[Records from a dataset]
• • • •

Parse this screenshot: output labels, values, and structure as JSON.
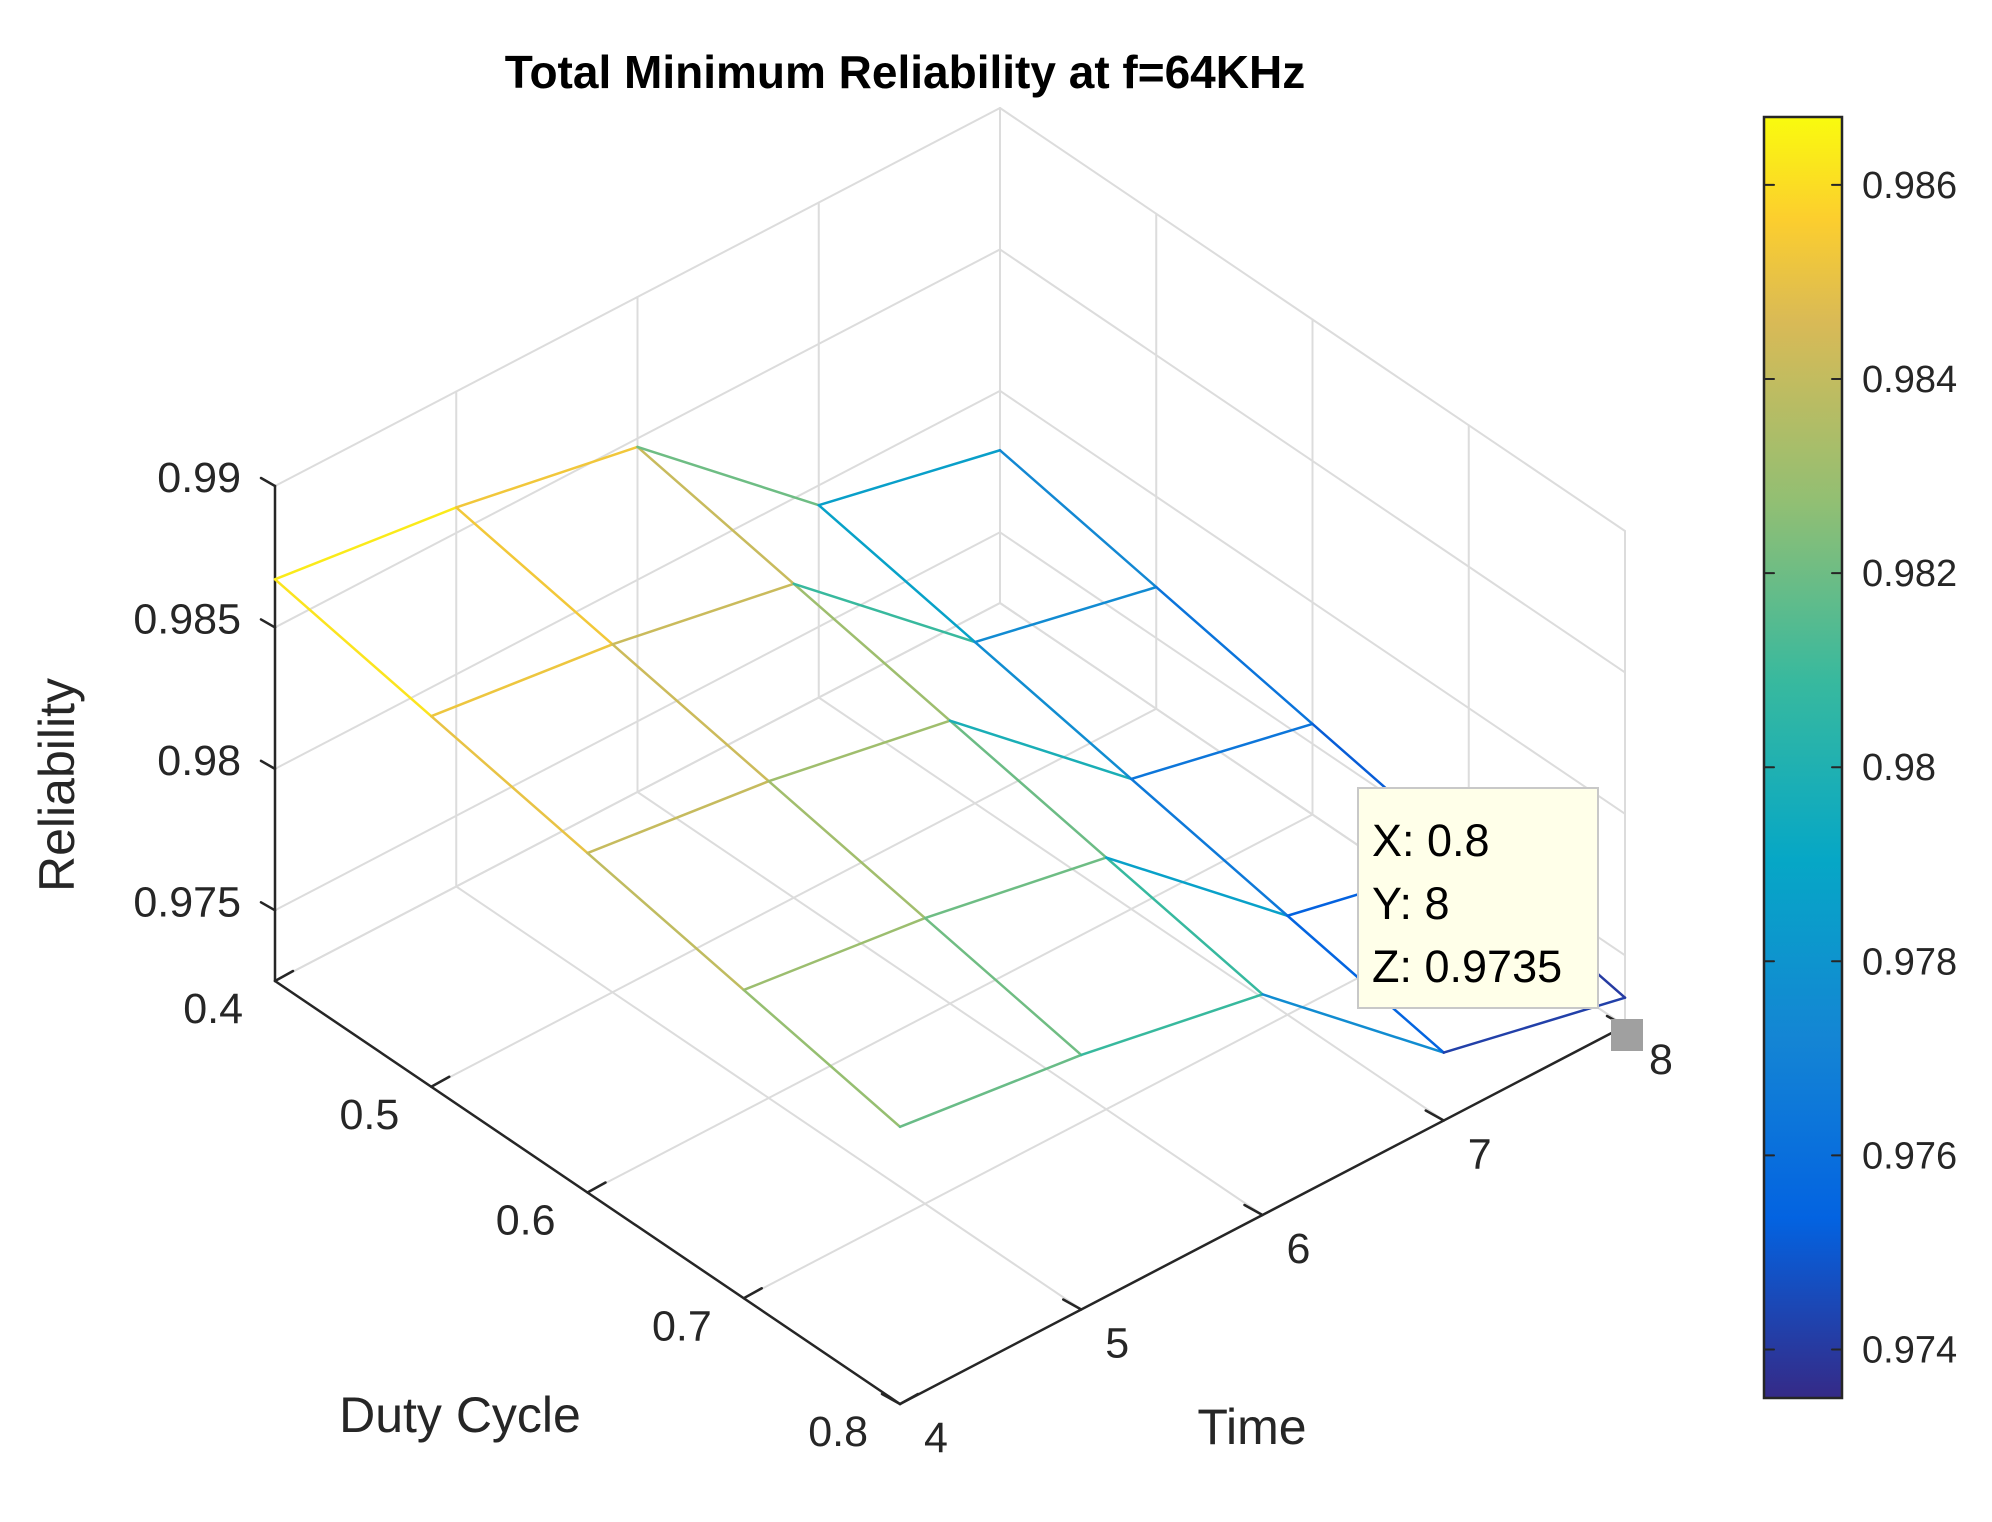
{
  "chart_data": {
    "type": "surface-mesh-3d",
    "title": "Total Minimum Reliability at f=64KHz",
    "xlabel": "Duty Cycle",
    "ylabel": "Time",
    "zlabel": "Reliability",
    "x": [
      0.4,
      0.5,
      0.6,
      0.7,
      0.8
    ],
    "y": [
      4,
      5,
      6,
      7,
      8
    ],
    "z": [
      [
        0.9867,
        0.9856,
        0.9845,
        0.9834,
        0.9823
      ],
      [
        0.9859,
        0.9848,
        0.9837,
        0.9826,
        0.9815
      ],
      [
        0.9847,
        0.9836,
        0.9825,
        0.9814,
        0.9803
      ],
      [
        0.9793,
        0.9782,
        0.9771,
        0.976,
        0.9749
      ],
      [
        0.9779,
        0.9768,
        0.9757,
        0.9746,
        0.9735
      ]
    ],
    "xlim": [
      0.4,
      0.8
    ],
    "ylim": [
      4,
      8
    ],
    "zlim": [
      0.9725,
      0.99
    ],
    "x_ticks": [
      "0.4",
      "0.5",
      "0.6",
      "0.7",
      "0.8"
    ],
    "y_ticks": [
      "4",
      "5",
      "6",
      "7",
      "8"
    ],
    "z_ticks": [
      "0.975",
      "0.98",
      "0.985",
      "0.99"
    ],
    "grid": true,
    "colormap": "parula",
    "colorbar": {
      "limits": [
        0.9735,
        0.9867
      ],
      "ticks": [
        "0.974",
        "0.976",
        "0.978",
        "0.98",
        "0.982",
        "0.984",
        "0.986"
      ]
    },
    "datatip": {
      "x_text": "X: 0.8",
      "y_text": "Y: 8",
      "z_text": "Z: 0.9735"
    }
  }
}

• • • •

Exercise objective: From the listing, extract all text exactly as given and drop any picture.

Answer to this task:
Parse this screenshot: output labels, values, and structure as JSON.
{
  "chart_data": {
    "type": "surface-mesh-3d",
    "title": "Total Minimum Reliability at f=64KHz",
    "xlabel": "Duty Cycle",
    "ylabel": "Time",
    "zlabel": "Reliability",
    "x": [
      0.4,
      0.5,
      0.6,
      0.7,
      0.8
    ],
    "y": [
      4,
      5,
      6,
      7,
      8
    ],
    "z": [
      [
        0.9867,
        0.9856,
        0.9845,
        0.9834,
        0.9823
      ],
      [
        0.9859,
        0.9848,
        0.9837,
        0.9826,
        0.9815
      ],
      [
        0.9847,
        0.9836,
        0.9825,
        0.9814,
        0.9803
      ],
      [
        0.9793,
        0.9782,
        0.9771,
        0.976,
        0.9749
      ],
      [
        0.9779,
        0.9768,
        0.9757,
        0.9746,
        0.9735
      ]
    ],
    "xlim": [
      0.4,
      0.8
    ],
    "ylim": [
      4,
      8
    ],
    "zlim": [
      0.9725,
      0.99
    ],
    "x_ticks": [
      "0.4",
      "0.5",
      "0.6",
      "0.7",
      "0.8"
    ],
    "y_ticks": [
      "4",
      "5",
      "6",
      "7",
      "8"
    ],
    "z_ticks": [
      "0.975",
      "0.98",
      "0.985",
      "0.99"
    ],
    "grid": true,
    "colormap": "parula",
    "colorbar": {
      "limits": [
        0.9735,
        0.9867
      ],
      "ticks": [
        "0.974",
        "0.976",
        "0.978",
        "0.98",
        "0.982",
        "0.984",
        "0.986"
      ]
    },
    "datatip": {
      "x_text": "X: 0.8",
      "y_text": "Y: 8",
      "z_text": "Z: 0.9735"
    }
  }
}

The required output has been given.